** Opening Exercise text block **
Genetic landscape of 6089 inherited retinal dystrophies affected cases in Spain and their therapeutic and extended epidemiological implications

Abstract

Inherited retinal diseases (IRDs), defined by dysfunction or progressive loss of photoreceptors, are disorders characterized by elevated heterogeneity, both at the clinical and genetic levels. Our main goal was to address the genetic landscape of IRD in the largest cohort of Spanish patients reported to date. A retrospective hospital-based cross-sectional study was carried out on 6089 IRD affected individuals (from 4403 unrelated families), referred for genetic testing from all the Spanish autonomous communities. Clinical, demographic and familiar data were collected from each patient, including family pedigree, age of appearance of visual symptoms, presence of any systemic findings and geographical origin. Genetic studies were performed to the 3951 families with available DNA using different molecular techniques. Overall, 53.2% (2100/3951) of the studied families were genetically characterized, and 1549 different likely causative variants in 142 genes were identified. The most common phenotype encountered is retinitis pigmentosa (RP) (55.6% of families, 2447/4403). The most recurrently mutated genes were PRPH2, ABCA4 and RS1 in autosomal dominant (AD), autosomal recessive (AR) and X-linked (XL) NON-RP cases, respectively; RHO, USH2A and RPGR in AD, AR and XL for non-syndromic RP; and USH2A and MYO7A in syndromic IRD. Pathogenic variants c.3386G > T (p.Arg1129Leu) in ABCA4 and c.2276G > T (p.Cys759Phe) in USH2A were the most frequent variants identified. Our study provides the general landscape for IRD in Spain, reporting the largest cohort ever presented. Our results have important implications for genetic diagnosis, counselling and new therapeutic strategies to both the Spanish population and other related populations.
** Closing Exercise text block **
** Opening Extracted data block **
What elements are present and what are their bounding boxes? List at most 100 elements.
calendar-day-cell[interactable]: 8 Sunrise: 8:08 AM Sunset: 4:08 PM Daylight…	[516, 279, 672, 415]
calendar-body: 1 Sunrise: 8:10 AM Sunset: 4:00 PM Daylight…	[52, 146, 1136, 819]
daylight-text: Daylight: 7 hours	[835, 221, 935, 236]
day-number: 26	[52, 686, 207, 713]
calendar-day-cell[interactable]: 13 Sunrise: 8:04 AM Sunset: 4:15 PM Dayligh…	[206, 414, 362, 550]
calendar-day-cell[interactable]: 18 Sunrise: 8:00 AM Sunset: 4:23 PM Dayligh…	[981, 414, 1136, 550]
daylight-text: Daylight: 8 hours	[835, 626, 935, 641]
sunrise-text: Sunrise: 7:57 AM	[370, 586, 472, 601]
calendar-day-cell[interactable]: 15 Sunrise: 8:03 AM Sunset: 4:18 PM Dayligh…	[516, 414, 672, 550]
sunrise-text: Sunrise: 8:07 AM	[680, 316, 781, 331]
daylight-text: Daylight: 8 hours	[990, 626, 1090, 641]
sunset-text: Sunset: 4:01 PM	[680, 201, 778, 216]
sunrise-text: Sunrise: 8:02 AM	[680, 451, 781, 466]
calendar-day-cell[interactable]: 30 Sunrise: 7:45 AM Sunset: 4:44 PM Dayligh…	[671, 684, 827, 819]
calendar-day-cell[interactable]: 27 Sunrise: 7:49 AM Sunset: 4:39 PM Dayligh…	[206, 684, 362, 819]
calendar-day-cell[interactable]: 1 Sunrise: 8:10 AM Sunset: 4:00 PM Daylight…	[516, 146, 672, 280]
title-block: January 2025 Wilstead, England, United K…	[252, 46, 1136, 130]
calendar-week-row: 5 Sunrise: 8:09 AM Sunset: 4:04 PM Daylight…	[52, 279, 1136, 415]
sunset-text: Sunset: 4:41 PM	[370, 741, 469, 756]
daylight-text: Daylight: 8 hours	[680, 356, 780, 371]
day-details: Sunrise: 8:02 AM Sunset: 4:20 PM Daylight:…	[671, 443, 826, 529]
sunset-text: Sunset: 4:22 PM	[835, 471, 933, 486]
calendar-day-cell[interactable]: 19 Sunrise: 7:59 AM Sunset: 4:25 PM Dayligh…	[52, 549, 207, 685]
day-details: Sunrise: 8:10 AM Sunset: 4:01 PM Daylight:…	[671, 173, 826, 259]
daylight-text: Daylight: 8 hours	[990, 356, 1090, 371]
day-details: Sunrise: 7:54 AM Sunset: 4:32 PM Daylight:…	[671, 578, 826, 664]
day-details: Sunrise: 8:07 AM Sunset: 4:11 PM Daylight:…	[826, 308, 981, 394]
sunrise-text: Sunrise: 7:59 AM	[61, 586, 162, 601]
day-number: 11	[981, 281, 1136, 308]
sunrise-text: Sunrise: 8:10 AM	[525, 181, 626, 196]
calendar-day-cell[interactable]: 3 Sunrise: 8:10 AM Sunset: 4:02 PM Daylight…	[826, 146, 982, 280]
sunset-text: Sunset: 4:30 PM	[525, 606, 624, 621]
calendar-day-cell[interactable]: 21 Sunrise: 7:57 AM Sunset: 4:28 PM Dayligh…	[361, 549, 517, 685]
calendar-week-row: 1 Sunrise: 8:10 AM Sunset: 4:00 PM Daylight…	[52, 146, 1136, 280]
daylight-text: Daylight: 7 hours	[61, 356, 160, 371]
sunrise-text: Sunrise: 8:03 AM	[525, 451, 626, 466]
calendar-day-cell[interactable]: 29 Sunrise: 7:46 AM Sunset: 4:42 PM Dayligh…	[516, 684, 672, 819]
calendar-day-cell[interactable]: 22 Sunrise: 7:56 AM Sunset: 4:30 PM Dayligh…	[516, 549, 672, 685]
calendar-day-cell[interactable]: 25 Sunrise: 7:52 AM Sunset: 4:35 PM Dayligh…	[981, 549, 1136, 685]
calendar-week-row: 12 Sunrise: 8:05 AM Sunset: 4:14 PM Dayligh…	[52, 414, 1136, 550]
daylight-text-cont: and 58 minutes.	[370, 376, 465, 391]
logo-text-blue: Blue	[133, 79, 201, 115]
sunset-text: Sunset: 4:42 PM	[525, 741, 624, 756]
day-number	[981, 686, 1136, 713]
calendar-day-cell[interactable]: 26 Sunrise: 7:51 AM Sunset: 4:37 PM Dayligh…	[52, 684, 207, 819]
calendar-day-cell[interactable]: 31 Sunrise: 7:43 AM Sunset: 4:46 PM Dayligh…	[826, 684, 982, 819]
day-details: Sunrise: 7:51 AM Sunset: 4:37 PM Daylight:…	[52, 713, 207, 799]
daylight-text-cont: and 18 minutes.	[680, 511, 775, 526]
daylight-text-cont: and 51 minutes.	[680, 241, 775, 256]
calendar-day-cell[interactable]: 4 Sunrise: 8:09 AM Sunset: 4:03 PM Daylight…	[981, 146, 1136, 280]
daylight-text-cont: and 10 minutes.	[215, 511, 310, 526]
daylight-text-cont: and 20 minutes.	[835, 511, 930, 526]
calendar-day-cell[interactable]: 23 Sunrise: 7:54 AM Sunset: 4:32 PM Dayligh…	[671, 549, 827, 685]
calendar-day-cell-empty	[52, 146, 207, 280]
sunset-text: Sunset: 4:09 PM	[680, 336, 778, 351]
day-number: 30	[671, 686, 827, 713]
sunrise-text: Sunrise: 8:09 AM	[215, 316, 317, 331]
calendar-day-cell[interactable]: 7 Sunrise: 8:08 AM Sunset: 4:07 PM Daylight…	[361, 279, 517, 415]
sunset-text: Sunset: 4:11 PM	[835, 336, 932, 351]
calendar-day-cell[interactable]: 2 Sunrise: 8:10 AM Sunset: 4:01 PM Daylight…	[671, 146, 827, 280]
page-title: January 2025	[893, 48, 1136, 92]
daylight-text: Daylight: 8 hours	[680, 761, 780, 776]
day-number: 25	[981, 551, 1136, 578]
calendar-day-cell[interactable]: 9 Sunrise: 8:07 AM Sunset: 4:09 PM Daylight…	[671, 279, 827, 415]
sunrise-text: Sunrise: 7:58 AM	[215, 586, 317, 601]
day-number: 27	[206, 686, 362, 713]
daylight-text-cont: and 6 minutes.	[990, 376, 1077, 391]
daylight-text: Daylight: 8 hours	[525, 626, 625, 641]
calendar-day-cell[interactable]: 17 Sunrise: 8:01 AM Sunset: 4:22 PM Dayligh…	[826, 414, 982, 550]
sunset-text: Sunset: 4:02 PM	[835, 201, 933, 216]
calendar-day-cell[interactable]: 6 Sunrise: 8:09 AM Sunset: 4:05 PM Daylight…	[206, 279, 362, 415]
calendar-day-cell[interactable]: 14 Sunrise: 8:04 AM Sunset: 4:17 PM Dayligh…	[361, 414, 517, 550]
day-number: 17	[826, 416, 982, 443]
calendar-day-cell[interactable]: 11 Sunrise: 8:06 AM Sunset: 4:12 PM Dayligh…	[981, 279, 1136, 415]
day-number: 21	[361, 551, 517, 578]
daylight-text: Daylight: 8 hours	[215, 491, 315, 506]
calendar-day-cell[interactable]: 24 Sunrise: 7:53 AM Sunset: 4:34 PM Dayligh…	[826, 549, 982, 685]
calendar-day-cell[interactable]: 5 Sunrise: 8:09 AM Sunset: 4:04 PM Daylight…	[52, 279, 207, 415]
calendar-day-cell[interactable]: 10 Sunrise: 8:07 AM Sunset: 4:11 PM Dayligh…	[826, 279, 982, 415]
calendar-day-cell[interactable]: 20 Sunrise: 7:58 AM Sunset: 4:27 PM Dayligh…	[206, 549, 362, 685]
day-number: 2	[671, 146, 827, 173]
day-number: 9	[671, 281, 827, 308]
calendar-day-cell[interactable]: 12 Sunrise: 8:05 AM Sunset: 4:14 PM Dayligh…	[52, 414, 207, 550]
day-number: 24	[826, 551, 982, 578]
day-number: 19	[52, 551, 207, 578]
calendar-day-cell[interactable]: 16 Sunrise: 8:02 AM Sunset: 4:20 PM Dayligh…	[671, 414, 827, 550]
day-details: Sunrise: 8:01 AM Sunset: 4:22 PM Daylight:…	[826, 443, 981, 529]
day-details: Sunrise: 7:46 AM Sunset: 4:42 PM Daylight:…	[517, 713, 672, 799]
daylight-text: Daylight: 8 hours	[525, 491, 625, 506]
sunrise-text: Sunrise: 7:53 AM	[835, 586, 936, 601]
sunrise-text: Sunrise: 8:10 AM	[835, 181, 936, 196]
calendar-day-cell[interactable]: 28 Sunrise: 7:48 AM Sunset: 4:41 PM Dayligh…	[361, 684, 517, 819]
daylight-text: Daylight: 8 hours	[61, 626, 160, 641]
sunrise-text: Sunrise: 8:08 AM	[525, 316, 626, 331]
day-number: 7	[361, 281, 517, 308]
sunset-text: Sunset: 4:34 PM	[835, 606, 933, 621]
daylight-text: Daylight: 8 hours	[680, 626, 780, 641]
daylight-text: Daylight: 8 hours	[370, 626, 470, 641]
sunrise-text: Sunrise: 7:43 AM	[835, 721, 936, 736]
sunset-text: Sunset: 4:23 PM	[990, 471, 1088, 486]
** Closing Extracted data block **
What this task involves -
Answer these questions using the abstract on inherited retinal dystrophies in Spain:
1. How many affected individuals did the study include?
2. Which phenotype was the most common?
3. Which variant in ABCA4 was among the most frequently identified?

Output below -
1. 6089 individuals, from 4403 unrelated families.
2. Retinitis pigmentosa, in 55.6% of families (2447/4403).
3. c.3386G > T (p.Arg1129Leu).